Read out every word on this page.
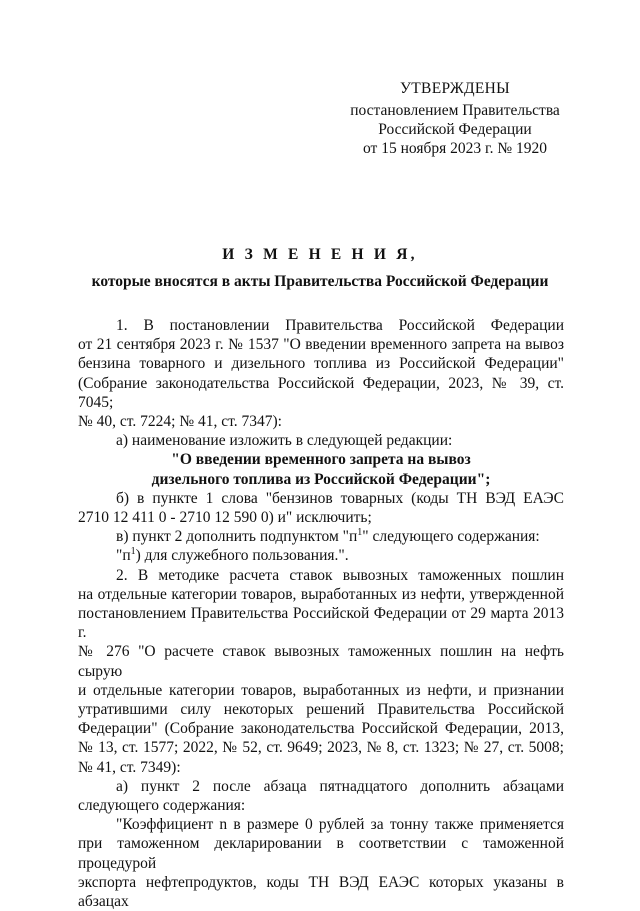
УТВЕРЖДЕНЫ
постановлением Правительства
Российской Федерации
от 15 ноября 2023 г. № 1920
И З М Е Н Е Н И Я,
которые вносятся в акты Правительства Российской Федерации

1. В постановлении Правительства Российской Федерации

от 21 сентября 2023 г. № 1537 "О введении временного запрета на вывоз

бензина товарного и дизельного топлива из Российской Федерации"

(Собрание законодательства Российской Федерации, 2023, № 39, ст. 7045;

№ 40, ст. 7224; № 41, ст. 7347):

а) наименование изложить в следующей редакции:

"О введении временного запрета на вывоз

дизельного топлива из Российской Федерации";

б) в пункте 1 слова "бензинов товарных (коды ТН ВЭД ЕАЭС

2710 12 411 0 - 2710 12 590 0) и" исключить;

в) пункт 2 дополнить подпунктом "$п^1$" следующего содержания:

"$п^1$) для служебного пользования.".

2. В методике расчета ставок вывозных таможенных пошлин

на отдельные категории товаров, выработанных из нефти, утвержденной

постановлением Правительства Российской Федерации от 29 марта 2013 г.

№ 276 "О расчете ставок вывозных таможенных пошлин на нефть сырую

и отдельные категории товаров, выработанных из нефти, и признании

утратившими силу некоторых решений Правительства Российской

Федерации" (Собрание законодательства Российской Федерации, 2013,

№ 13, ст. 1577; 2022, № 52, ст. 9649; 2023, № 8, ст. 1323; № 27, ст. 5008;

№ 41, ст. 7349):

а) пункт 2 после абзаца пятнадцатого дополнить абзацами

следующего содержания:

"Коэффициент n в размере 0 рублей за тонну также применяется

при таможенном декларировании в соответствии с таможенной процедурой

экспорта нефтепродуктов, коды ТН ВЭД ЕАЭС которых указаны в абзацах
□ □ □
■ Objective ■
Determine how many lines of the records above contain the word "топлива", and report only that number.

■ Output below ■
2